[Raw records]
- - - - -

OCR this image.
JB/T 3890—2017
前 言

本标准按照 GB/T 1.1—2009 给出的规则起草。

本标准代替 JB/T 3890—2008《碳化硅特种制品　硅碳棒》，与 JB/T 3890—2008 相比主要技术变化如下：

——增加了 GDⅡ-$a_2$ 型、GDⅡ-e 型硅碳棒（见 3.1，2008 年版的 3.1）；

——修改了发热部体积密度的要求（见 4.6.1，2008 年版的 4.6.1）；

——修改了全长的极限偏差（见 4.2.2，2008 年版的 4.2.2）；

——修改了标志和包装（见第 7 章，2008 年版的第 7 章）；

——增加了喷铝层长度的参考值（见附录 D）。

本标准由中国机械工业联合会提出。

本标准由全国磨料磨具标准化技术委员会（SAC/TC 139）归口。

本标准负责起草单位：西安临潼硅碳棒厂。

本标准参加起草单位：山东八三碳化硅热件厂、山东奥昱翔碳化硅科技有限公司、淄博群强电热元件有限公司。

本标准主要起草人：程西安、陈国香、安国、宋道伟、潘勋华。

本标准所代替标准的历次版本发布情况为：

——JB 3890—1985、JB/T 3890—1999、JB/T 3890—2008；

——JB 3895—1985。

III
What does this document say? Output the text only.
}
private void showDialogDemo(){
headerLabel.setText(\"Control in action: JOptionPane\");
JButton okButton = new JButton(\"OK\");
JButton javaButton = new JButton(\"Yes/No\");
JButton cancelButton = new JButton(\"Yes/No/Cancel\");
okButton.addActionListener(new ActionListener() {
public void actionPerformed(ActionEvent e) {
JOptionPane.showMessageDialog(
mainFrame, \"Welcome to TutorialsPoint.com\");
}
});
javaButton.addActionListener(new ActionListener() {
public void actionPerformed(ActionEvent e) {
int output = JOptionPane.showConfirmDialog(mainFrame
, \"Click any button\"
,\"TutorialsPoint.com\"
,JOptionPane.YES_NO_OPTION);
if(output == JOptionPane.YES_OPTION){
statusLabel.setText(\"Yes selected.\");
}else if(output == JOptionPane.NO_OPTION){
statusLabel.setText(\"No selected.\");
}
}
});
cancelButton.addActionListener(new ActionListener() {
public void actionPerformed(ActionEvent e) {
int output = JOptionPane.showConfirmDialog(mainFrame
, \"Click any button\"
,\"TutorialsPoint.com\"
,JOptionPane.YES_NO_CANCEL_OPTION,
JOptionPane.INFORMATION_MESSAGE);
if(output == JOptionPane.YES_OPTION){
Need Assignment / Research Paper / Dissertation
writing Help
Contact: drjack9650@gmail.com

- - - - -

Work to be completed —
Copy, from the material, each line that holds the string "addActionListener".

Written response —
okButton.addActionListener(new ActionListener() {
javaButton.addActionListener(new ActionListener() {
cancelButton.addActionListener(new ActionListener() {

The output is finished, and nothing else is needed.